**Required task**
Transcribe the listing in full, excluding any pictures.

◇ ◇ ◇ ◇ ◇ ◇ ◇

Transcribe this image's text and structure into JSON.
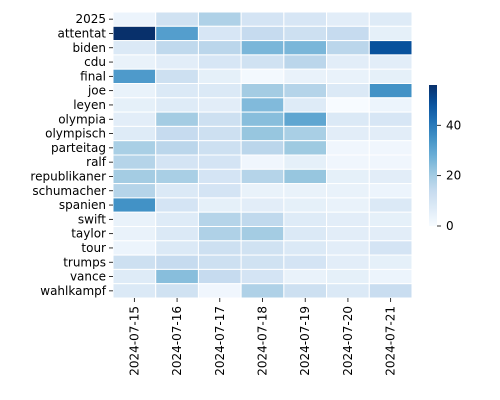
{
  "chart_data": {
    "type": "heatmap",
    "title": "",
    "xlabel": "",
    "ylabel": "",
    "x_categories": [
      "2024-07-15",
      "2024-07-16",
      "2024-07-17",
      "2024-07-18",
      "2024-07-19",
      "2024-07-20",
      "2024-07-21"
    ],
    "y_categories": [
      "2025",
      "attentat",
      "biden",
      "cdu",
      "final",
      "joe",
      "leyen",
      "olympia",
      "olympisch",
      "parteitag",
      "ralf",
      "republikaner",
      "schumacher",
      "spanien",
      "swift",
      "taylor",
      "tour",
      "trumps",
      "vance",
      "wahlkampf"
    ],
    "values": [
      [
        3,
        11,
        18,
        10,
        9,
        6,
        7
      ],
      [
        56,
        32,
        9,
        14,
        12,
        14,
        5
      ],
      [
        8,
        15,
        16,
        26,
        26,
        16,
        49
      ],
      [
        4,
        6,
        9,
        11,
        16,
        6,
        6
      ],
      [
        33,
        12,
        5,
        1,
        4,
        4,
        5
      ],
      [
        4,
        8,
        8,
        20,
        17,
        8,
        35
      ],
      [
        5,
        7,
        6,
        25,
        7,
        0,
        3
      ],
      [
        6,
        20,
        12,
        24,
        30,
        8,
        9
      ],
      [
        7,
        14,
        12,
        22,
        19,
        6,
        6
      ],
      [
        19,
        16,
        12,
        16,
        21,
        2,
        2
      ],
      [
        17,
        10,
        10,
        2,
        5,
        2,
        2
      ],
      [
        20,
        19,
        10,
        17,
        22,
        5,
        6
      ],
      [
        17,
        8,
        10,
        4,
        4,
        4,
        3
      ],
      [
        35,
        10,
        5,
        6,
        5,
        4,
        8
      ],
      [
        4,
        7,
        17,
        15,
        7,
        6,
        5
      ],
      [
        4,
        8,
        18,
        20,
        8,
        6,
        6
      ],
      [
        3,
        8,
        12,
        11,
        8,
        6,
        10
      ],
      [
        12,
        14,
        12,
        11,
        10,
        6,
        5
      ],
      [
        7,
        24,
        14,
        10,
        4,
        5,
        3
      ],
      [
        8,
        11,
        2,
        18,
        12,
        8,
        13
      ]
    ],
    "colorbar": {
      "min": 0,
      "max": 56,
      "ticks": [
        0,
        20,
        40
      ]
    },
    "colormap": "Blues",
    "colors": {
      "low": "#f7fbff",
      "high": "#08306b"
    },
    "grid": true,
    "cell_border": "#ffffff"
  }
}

◇ ◇ ◇ ◇ ◇ ◇ ◇

**Correct response**
Transcribe this image's text and structure into JSON.
{
  "chart_data": {
    "type": "heatmap",
    "title": "",
    "xlabel": "",
    "ylabel": "",
    "x_categories": [
      "2024-07-15",
      "2024-07-16",
      "2024-07-17",
      "2024-07-18",
      "2024-07-19",
      "2024-07-20",
      "2024-07-21"
    ],
    "y_categories": [
      "2025",
      "attentat",
      "biden",
      "cdu",
      "final",
      "joe",
      "leyen",
      "olympia",
      "olympisch",
      "parteitag",
      "ralf",
      "republikaner",
      "schumacher",
      "spanien",
      "swift",
      "taylor",
      "tour",
      "trumps",
      "vance",
      "wahlkampf"
    ],
    "values": [
      [
        3,
        11,
        18,
        10,
        9,
        6,
        7
      ],
      [
        56,
        32,
        9,
        14,
        12,
        14,
        5
      ],
      [
        8,
        15,
        16,
        26,
        26,
        16,
        49
      ],
      [
        4,
        6,
        9,
        11,
        16,
        6,
        6
      ],
      [
        33,
        12,
        5,
        1,
        4,
        4,
        5
      ],
      [
        4,
        8,
        8,
        20,
        17,
        8,
        35
      ],
      [
        5,
        7,
        6,
        25,
        7,
        0,
        3
      ],
      [
        6,
        20,
        12,
        24,
        30,
        8,
        9
      ],
      [
        7,
        14,
        12,
        22,
        19,
        6,
        6
      ],
      [
        19,
        16,
        12,
        16,
        21,
        2,
        2
      ],
      [
        17,
        10,
        10,
        2,
        5,
        2,
        2
      ],
      [
        20,
        19,
        10,
        17,
        22,
        5,
        6
      ],
      [
        17,
        8,
        10,
        4,
        4,
        4,
        3
      ],
      [
        35,
        10,
        5,
        6,
        5,
        4,
        8
      ],
      [
        4,
        7,
        17,
        15,
        7,
        6,
        5
      ],
      [
        4,
        8,
        18,
        20,
        8,
        6,
        6
      ],
      [
        3,
        8,
        12,
        11,
        8,
        6,
        10
      ],
      [
        12,
        14,
        12,
        11,
        10,
        6,
        5
      ],
      [
        7,
        24,
        14,
        10,
        4,
        5,
        3
      ],
      [
        8,
        11,
        2,
        18,
        12,
        8,
        13
      ]
    ],
    "colorbar": {
      "min": 0,
      "max": 56,
      "ticks": [
        0,
        20,
        40
      ]
    },
    "colormap": "Blues",
    "colors": {
      "low": "#f7fbff",
      "high": "#08306b"
    },
    "grid": true,
    "cell_border": "#ffffff"
  }
}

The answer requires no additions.